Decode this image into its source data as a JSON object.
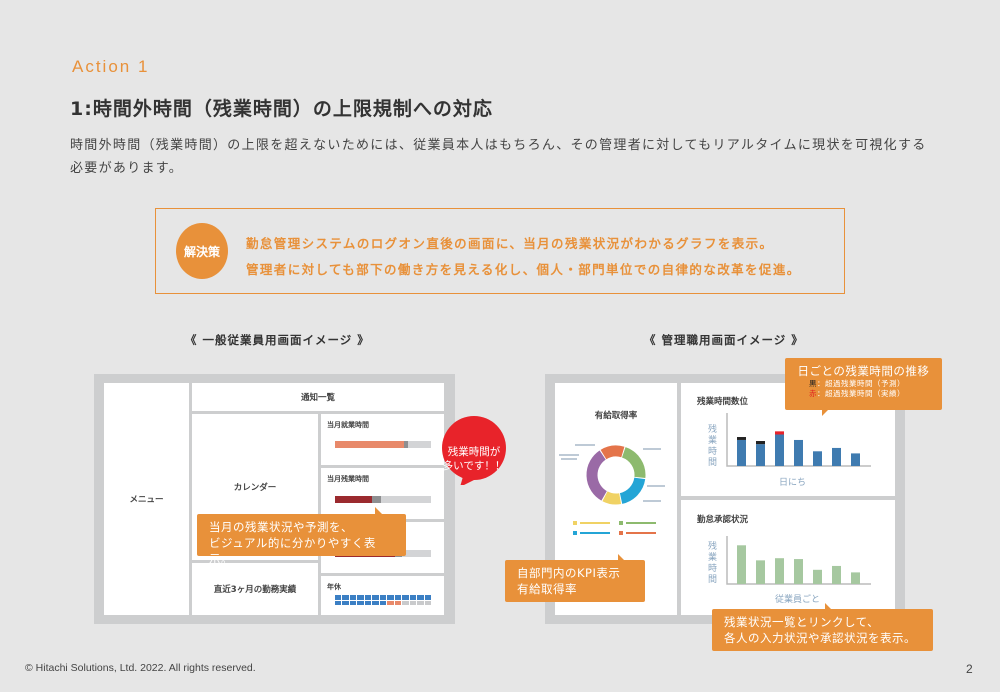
{
  "header": {
    "action_label": "Action 1",
    "title": "1:時間外時間（残業時間）の上限規制への対応",
    "description": "時間外時間（残業時間）の上限を超えないためには、従業員本人はもちろん、その管理者に対してもリアルタイムに現状を可視化する必要があります。"
  },
  "solution": {
    "badge": "解決策",
    "lines": [
      "勤怠管理システムのログオン直後の画面に、当月の残業状況がわかるグラフを表示。",
      "管理者に対しても部下の働き方を見える化し、個人・部門単位での自律的な改革を促進。"
    ]
  },
  "employee_screen": {
    "title": "《 一般従業員用画面イメージ 》",
    "menu": "メニュー",
    "notifications": "通知一覧",
    "calendar": "カレンダー",
    "recent": "直近3ヶ月の勤務実績",
    "widgets": [
      {
        "label": "当月就業時間",
        "fill_pct": 72,
        "forecast_pct": 4,
        "color": "#e8896a"
      },
      {
        "label": "当月残業時間",
        "fill_pct": 39,
        "forecast_pct": 9,
        "color": "#9b2a2e"
      },
      {
        "label": "",
        "fill_pct": 62,
        "forecast_pct": 8,
        "color": "#9b2a2e"
      },
      {
        "label": "年休",
        "used_days": 20,
        "planned_days": 2,
        "total_days": 26
      }
    ],
    "alert_bubble": [
      "残業時間が",
      "多いです！！"
    ],
    "callout": [
      "当月の残業状況や予測を、",
      "ビジュアル的に分かりやすく表示。"
    ]
  },
  "manager_screen": {
    "title": "《 管理職用画面イメージ 》",
    "leave_panel": {
      "title": "有給取得率",
      "donut": [
        {
          "color": "#e4744a",
          "share": 14
        },
        {
          "color": "#8dba6e",
          "share": 22
        },
        {
          "color": "#24a5d6",
          "share": 20
        },
        {
          "color": "#f0d264",
          "share": 11
        },
        {
          "color": "#9a6aa6",
          "share": 33
        }
      ],
      "legend_colors": [
        "#f0d264",
        "#8dba6e",
        "#24a5d6",
        "#e4744a"
      ]
    },
    "overtime_panel": {
      "title": "残業時間数位",
      "ylabel": "残業時間",
      "xlabel": "日にち",
      "bars": [
        {
          "actual": 62,
          "forecast_black": 14,
          "over_red": 0
        },
        {
          "actual": 52,
          "forecast_black": 15,
          "over_red": 0
        },
        {
          "actual": 75,
          "forecast_black": 0,
          "over_red": 15
        },
        {
          "actual": 62,
          "forecast_black": 0,
          "over_red": 0
        },
        {
          "actual": 35,
          "forecast_black": 0,
          "over_red": 0
        },
        {
          "actual": 43,
          "forecast_black": 0,
          "over_red": 0
        },
        {
          "actual": 30,
          "forecast_black": 0,
          "over_red": 0
        }
      ]
    },
    "approval_panel": {
      "title": "勤怠承認状況",
      "ylabel": "残業時間",
      "xlabel": "従業員ごと",
      "bars": [
        90,
        55,
        60,
        58,
        33,
        42,
        27
      ]
    },
    "trend_callout": {
      "title": "日ごとの残業時間の推移",
      "legend": [
        {
          "key": "黒",
          "key_color": "#222222",
          "text": "：超過残業時間（予測）"
        },
        {
          "key": "赤",
          "key_color": "#e02020",
          "text": "：超過残業時間（実績）"
        }
      ]
    },
    "kpi_callout": [
      "自部門内のKPI表示",
      "有給取得率"
    ],
    "approval_callout": [
      "残業状況一覧とリンクして、",
      "各人の入力状況や承認状況を表示。"
    ]
  },
  "footer": {
    "copyright": "© Hitachi Solutions, Ltd. 2022. All rights reserved.",
    "page_number": "2"
  }
}
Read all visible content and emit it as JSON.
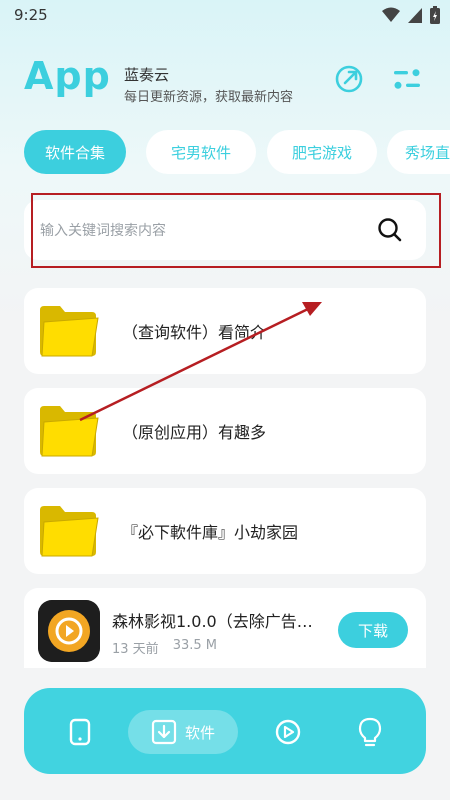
{
  "status": {
    "time": "9:25"
  },
  "header": {
    "logo": "App",
    "name": "蓝奏云",
    "subtitle": "每日更新资源，获取最新内容",
    "icons": [
      "share-icon",
      "settings-icon"
    ]
  },
  "tabs": [
    {
      "label": "软件合集",
      "active": true
    },
    {
      "label": "宅男软件",
      "active": false
    },
    {
      "label": "肥宅游戏",
      "active": false
    },
    {
      "label": "秀场直",
      "active": false
    }
  ],
  "search": {
    "placeholder": "输入关键词搜索内容"
  },
  "folders": [
    {
      "label": "（查询软件）看简介"
    },
    {
      "label": "（原创应用）有趣多"
    },
    {
      "label": "『必下軟件庫』小劫家园"
    }
  ],
  "app_item": {
    "title": "森林影视1.0.0（去除广告…",
    "time": "13 天前",
    "size": "33.5 M",
    "download_label": "下载"
  },
  "bottom_nav": {
    "items": [
      "phone-icon",
      "download-icon",
      "play-icon",
      "bulb-icon"
    ],
    "active_label": "软件"
  },
  "colors": {
    "accent": "#3ccfde",
    "annotation": "#b61e22"
  }
}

□ □ □ □ □

## Written problem
Take the entries shown above and quote them verbatim, passing over the pictures.

## Written response
Decode this image into its source data as a JSON object.
{
  "header": {
    "action_label": "Action 1",
    "title": "1:時間外時間（残業時間）の上限規制への対応",
    "description": "時間外時間（残業時間）の上限を超えないためには、従業員本人はもちろん、その管理者に対してもリアルタイムに現状を可視化する必要があります。"
  },
  "solution": {
    "badge": "解決策",
    "lines": [
      "勤怠管理システムのログオン直後の画面に、当月の残業状況がわかるグラフを表示。",
      "管理者に対しても部下の働き方を見える化し、個人・部門単位での自律的な改革を促進。"
    ]
  },
  "employee_screen": {
    "title": "《 一般従業員用画面イメージ 》",
    "menu": "メニュー",
    "notifications": "通知一覧",
    "calendar": "カレンダー",
    "recent": "直近3ヶ月の勤務実績",
    "widgets": [
      {
        "label": "当月就業時間",
        "fill_pct": 72,
        "forecast_pct": 4,
        "color": "#e8896a"
      },
      {
        "label": "当月残業時間",
        "fill_pct": 39,
        "forecast_pct": 9,
        "color": "#9b2a2e"
      },
      {
        "label": "",
        "fill_pct": 62,
        "forecast_pct": 8,
        "color": "#9b2a2e"
      },
      {
        "label": "年休",
        "used_days": 20,
        "planned_days": 2,
        "total_days": 26
      }
    ],
    "alert_bubble": [
      "残業時間が",
      "多いです！！"
    ],
    "callout": [
      "当月の残業状況や予測を、",
      "ビジュアル的に分かりやすく表示。"
    ]
  },
  "manager_screen": {
    "title": "《 管理職用画面イメージ 》",
    "leave_panel": {
      "title": "有給取得率",
      "donut": [
        {
          "color": "#e4744a",
          "share": 14
        },
        {
          "color": "#8dba6e",
          "share": 22
        },
        {
          "color": "#24a5d6",
          "share": 20
        },
        {
          "color": "#f0d264",
          "share": 11
        },
        {
          "color": "#9a6aa6",
          "share": 33
        }
      ],
      "legend_colors": [
        "#f0d264",
        "#8dba6e",
        "#24a5d6",
        "#e4744a"
      ]
    },
    "overtime_panel": {
      "title": "残業時間数位",
      "ylabel": "残業時間",
      "xlabel": "日にち",
      "bars": [
        {
          "actual": 62,
          "forecast_black": 14,
          "over_red": 0
        },
        {
          "actual": 52,
          "forecast_black": 15,
          "over_red": 0
        },
        {
          "actual": 75,
          "forecast_black": 0,
          "over_red": 15
        },
        {
          "actual": 62,
          "forecast_black": 0,
          "over_red": 0
        },
        {
          "actual": 35,
          "forecast_black": 0,
          "over_red": 0
        },
        {
          "actual": 43,
          "forecast_black": 0,
          "over_red": 0
        },
        {
          "actual": 30,
          "forecast_black": 0,
          "over_red": 0
        }
      ]
    },
    "approval_panel": {
      "title": "勤怠承認状況",
      "ylabel": "残業時間",
      "xlabel": "従業員ごと",
      "bars": [
        90,
        55,
        60,
        58,
        33,
        42,
        27
      ]
    },
    "trend_callout": {
      "title": "日ごとの残業時間の推移",
      "legend": [
        {
          "key": "黒",
          "key_color": "#222222",
          "text": "：超過残業時間（予測）"
        },
        {
          "key": "赤",
          "key_color": "#e02020",
          "text": "：超過残業時間（実績）"
        }
      ]
    },
    "kpi_callout": [
      "自部門内のKPI表示",
      "有給取得率"
    ],
    "approval_callout": [
      "残業状況一覧とリンクして、",
      "各人の入力状況や承認状況を表示。"
    ]
  },
  "footer": {
    "copyright": "© Hitachi Solutions, Ltd. 2022. All rights reserved.",
    "page_number": "2"
  }
}
Read all visible content and emit it as JSON.
{
  "status": {
    "time": "9:25"
  },
  "header": {
    "logo": "App",
    "name": "蓝奏云",
    "subtitle": "每日更新资源，获取最新内容",
    "icons": [
      "share-icon",
      "settings-icon"
    ]
  },
  "tabs": [
    {
      "label": "软件合集",
      "active": true
    },
    {
      "label": "宅男软件",
      "active": false
    },
    {
      "label": "肥宅游戏",
      "active": false
    },
    {
      "label": "秀场直",
      "active": false
    }
  ],
  "search": {
    "placeholder": "输入关键词搜索内容"
  },
  "folders": [
    {
      "label": "（查询软件）看简介"
    },
    {
      "label": "（原创应用）有趣多"
    },
    {
      "label": "『必下軟件庫』小劫家园"
    }
  ],
  "app_item": {
    "title": "森林影视1.0.0（去除广告…",
    "time": "13 天前",
    "size": "33.5 M",
    "download_label": "下载"
  },
  "bottom_nav": {
    "items": [
      "phone-icon",
      "download-icon",
      "play-icon",
      "bulb-icon"
    ],
    "active_label": "软件"
  },
  "colors": {
    "accent": "#3ccfde",
    "annotation": "#b61e22"
  }
}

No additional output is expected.